Update the records below by changing every "colorbar-cell" to "legend-swatch", and reproduce all lines otherwise unchanged.

_Dataset:_

● ● ● ● ●

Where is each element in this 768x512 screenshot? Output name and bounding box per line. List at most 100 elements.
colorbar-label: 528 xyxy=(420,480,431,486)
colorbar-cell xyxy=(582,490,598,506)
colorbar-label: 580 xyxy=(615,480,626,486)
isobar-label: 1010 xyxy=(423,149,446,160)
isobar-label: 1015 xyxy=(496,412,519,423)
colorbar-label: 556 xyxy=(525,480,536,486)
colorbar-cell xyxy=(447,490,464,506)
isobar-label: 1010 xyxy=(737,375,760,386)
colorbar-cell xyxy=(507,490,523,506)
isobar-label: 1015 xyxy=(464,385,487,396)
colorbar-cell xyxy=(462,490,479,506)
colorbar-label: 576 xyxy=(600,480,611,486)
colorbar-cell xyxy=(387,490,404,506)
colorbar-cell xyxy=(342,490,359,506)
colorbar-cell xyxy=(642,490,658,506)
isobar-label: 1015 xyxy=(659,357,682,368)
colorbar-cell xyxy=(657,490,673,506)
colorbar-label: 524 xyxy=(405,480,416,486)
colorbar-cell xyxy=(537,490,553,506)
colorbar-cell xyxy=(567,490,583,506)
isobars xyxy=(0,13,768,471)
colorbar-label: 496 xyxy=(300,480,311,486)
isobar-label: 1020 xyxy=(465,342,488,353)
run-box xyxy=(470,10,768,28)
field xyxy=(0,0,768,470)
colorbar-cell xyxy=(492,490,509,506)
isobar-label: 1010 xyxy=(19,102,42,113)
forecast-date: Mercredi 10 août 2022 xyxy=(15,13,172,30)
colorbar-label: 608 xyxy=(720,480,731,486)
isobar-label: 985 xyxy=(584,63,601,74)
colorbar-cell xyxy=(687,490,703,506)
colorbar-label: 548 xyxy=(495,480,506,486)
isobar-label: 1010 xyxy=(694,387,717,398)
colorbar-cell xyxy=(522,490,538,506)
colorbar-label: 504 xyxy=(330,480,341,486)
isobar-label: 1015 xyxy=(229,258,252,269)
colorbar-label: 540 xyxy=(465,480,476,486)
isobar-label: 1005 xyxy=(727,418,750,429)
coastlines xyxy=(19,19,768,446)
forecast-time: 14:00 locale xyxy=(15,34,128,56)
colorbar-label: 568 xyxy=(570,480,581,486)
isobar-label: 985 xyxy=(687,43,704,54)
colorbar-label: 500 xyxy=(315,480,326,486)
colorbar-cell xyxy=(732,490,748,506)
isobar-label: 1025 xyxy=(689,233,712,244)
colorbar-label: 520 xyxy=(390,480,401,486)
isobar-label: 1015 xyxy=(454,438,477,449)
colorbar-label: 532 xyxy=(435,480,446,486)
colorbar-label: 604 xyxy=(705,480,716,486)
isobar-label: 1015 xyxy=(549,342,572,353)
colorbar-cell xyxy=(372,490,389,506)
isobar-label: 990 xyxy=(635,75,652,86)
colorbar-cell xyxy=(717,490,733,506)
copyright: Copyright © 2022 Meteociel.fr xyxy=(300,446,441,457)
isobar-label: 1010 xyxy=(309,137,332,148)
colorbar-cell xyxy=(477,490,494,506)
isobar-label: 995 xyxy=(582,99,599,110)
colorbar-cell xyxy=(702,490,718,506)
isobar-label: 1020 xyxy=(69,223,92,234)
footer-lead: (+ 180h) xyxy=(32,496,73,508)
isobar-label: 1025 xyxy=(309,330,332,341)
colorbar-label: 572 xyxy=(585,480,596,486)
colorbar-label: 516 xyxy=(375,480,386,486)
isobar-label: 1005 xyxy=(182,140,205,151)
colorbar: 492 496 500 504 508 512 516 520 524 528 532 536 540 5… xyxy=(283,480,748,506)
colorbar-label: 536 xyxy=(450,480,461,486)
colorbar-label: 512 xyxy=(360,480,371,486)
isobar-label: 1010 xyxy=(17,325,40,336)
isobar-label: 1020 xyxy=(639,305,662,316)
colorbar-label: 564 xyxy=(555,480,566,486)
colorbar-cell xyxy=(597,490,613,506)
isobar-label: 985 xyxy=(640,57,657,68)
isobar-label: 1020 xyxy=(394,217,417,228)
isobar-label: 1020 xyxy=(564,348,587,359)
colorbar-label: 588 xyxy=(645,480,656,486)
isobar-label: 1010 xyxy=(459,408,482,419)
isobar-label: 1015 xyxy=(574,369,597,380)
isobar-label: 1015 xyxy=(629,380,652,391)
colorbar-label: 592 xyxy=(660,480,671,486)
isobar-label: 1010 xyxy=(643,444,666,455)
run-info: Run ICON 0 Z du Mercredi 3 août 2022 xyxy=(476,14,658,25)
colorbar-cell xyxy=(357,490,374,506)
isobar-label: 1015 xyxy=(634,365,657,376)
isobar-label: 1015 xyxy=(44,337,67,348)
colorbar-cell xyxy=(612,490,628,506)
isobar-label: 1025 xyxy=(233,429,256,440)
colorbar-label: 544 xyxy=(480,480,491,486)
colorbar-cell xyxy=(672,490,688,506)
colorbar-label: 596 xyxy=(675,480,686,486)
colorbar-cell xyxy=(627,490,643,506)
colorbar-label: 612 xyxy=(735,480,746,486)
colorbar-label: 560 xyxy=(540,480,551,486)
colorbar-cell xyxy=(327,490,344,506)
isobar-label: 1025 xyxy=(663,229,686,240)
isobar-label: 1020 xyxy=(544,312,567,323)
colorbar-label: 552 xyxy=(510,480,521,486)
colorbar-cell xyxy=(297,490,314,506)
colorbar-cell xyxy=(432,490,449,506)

● ● ● ● ●

_Reply:_
Where is each element in this 768x512 screenshot? Output name and bounding box per line. List at most 100 elements.
colorbar-label: 528 xyxy=(420,480,431,486)
legend-swatch xyxy=(582,490,598,506)
colorbar-label: 580 xyxy=(615,480,626,486)
isobar-label: 1010 xyxy=(423,149,446,160)
isobar-label: 1015 xyxy=(496,412,519,423)
colorbar-label: 556 xyxy=(525,480,536,486)
legend-swatch xyxy=(447,490,464,506)
isobar-label: 1010 xyxy=(737,375,760,386)
legend-swatch xyxy=(507,490,523,506)
isobar-label: 1015 xyxy=(464,385,487,396)
legend-swatch xyxy=(462,490,479,506)
colorbar-label: 576 xyxy=(600,480,611,486)
legend-swatch xyxy=(387,490,404,506)
legend-swatch xyxy=(342,490,359,506)
legend-swatch xyxy=(642,490,658,506)
isobar-label: 1015 xyxy=(659,357,682,368)
legend-swatch xyxy=(657,490,673,506)
colorbar-label: 524 xyxy=(405,480,416,486)
legend-swatch xyxy=(537,490,553,506)
legend-swatch xyxy=(567,490,583,506)
isobars xyxy=(0,13,768,471)
colorbar-label: 496 xyxy=(300,480,311,486)
isobar-label: 1020 xyxy=(465,342,488,353)
run-box xyxy=(470,10,768,28)
field xyxy=(0,0,768,470)
legend-swatch xyxy=(492,490,509,506)
isobar-label: 1010 xyxy=(19,102,42,113)
forecast-date: Mercredi 10 août 2022 xyxy=(15,13,172,30)
colorbar-label: 608 xyxy=(720,480,731,486)
isobar-label: 985 xyxy=(584,63,601,74)
legend-swatch xyxy=(687,490,703,506)
colorbar-label: 548 xyxy=(495,480,506,486)
isobar-label: 1010 xyxy=(694,387,717,398)
legend-swatch xyxy=(522,490,538,506)
colorbar-label: 504 xyxy=(330,480,341,486)
isobar-label: 1015 xyxy=(229,258,252,269)
colorbar-label: 540 xyxy=(465,480,476,486)
isobar-label: 1005 xyxy=(727,418,750,429)
coastlines xyxy=(19,19,768,446)
forecast-time: 14:00 locale xyxy=(15,34,128,56)
colorbar-label: 568 xyxy=(570,480,581,486)
isobar-label: 985 xyxy=(687,43,704,54)
colorbar-label: 500 xyxy=(315,480,326,486)
legend-swatch xyxy=(732,490,748,506)
isobar-label: 1025 xyxy=(689,233,712,244)
colorbar-label: 520 xyxy=(390,480,401,486)
isobar-label: 1015 xyxy=(454,438,477,449)
colorbar-label: 532 xyxy=(435,480,446,486)
colorbar-label: 604 xyxy=(705,480,716,486)
isobar-label: 1015 xyxy=(549,342,572,353)
legend-swatch xyxy=(372,490,389,506)
isobar-label: 990 xyxy=(635,75,652,86)
legend-swatch xyxy=(717,490,733,506)
copyright: Copyright © 2022 Meteociel.fr xyxy=(300,446,441,457)
isobar-label: 1010 xyxy=(309,137,332,148)
legend-swatch xyxy=(477,490,494,506)
isobar-label: 995 xyxy=(582,99,599,110)
legend-swatch xyxy=(702,490,718,506)
isobar-label: 1020 xyxy=(69,223,92,234)
footer-lead: (+ 180h) xyxy=(32,496,73,508)
isobar-label: 1025 xyxy=(309,330,332,341)
colorbar-label: 572 xyxy=(585,480,596,486)
colorbar-label: 516 xyxy=(375,480,386,486)
isobar-label: 1005 xyxy=(182,140,205,151)
colorbar: 492 496 500 504 508 512 516 520 524 528 532 536 540 5… xyxy=(283,480,748,506)
colorbar-label: 536 xyxy=(450,480,461,486)
colorbar-label: 512 xyxy=(360,480,371,486)
isobar-label: 1010 xyxy=(17,325,40,336)
isobar-label: 1020 xyxy=(639,305,662,316)
colorbar-label: 564 xyxy=(555,480,566,486)
legend-swatch xyxy=(597,490,613,506)
isobar-label: 985 xyxy=(640,57,657,68)
isobar-label: 1020 xyxy=(394,217,417,228)
isobar-label: 1020 xyxy=(564,348,587,359)
colorbar-label: 588 xyxy=(645,480,656,486)
isobar-label: 1010 xyxy=(459,408,482,419)
isobar-label: 1015 xyxy=(574,369,597,380)
isobar-label: 1015 xyxy=(629,380,652,391)
colorbar-label: 592 xyxy=(660,480,671,486)
isobar-label: 1010 xyxy=(643,444,666,455)
run-info: Run ICON 0 Z du Mercredi 3 août 2022 xyxy=(476,14,658,25)
legend-swatch xyxy=(357,490,374,506)
isobar-label: 1015 xyxy=(634,365,657,376)
isobar-label: 1015 xyxy=(44,337,67,348)
legend-swatch xyxy=(612,490,628,506)
isobar-label: 1025 xyxy=(233,429,256,440)
colorbar-label: 544 xyxy=(480,480,491,486)
legend-swatch xyxy=(672,490,688,506)
colorbar-label: 596 xyxy=(675,480,686,486)
legend-swatch xyxy=(627,490,643,506)
colorbar-label: 612 xyxy=(735,480,746,486)
colorbar-label: 560 xyxy=(540,480,551,486)
legend-swatch xyxy=(327,490,344,506)
isobar-label: 1025 xyxy=(663,229,686,240)
isobar-label: 1020 xyxy=(544,312,567,323)
colorbar-label: 552 xyxy=(510,480,521,486)
legend-swatch xyxy=(297,490,314,506)
legend-swatch xyxy=(432,490,449,506)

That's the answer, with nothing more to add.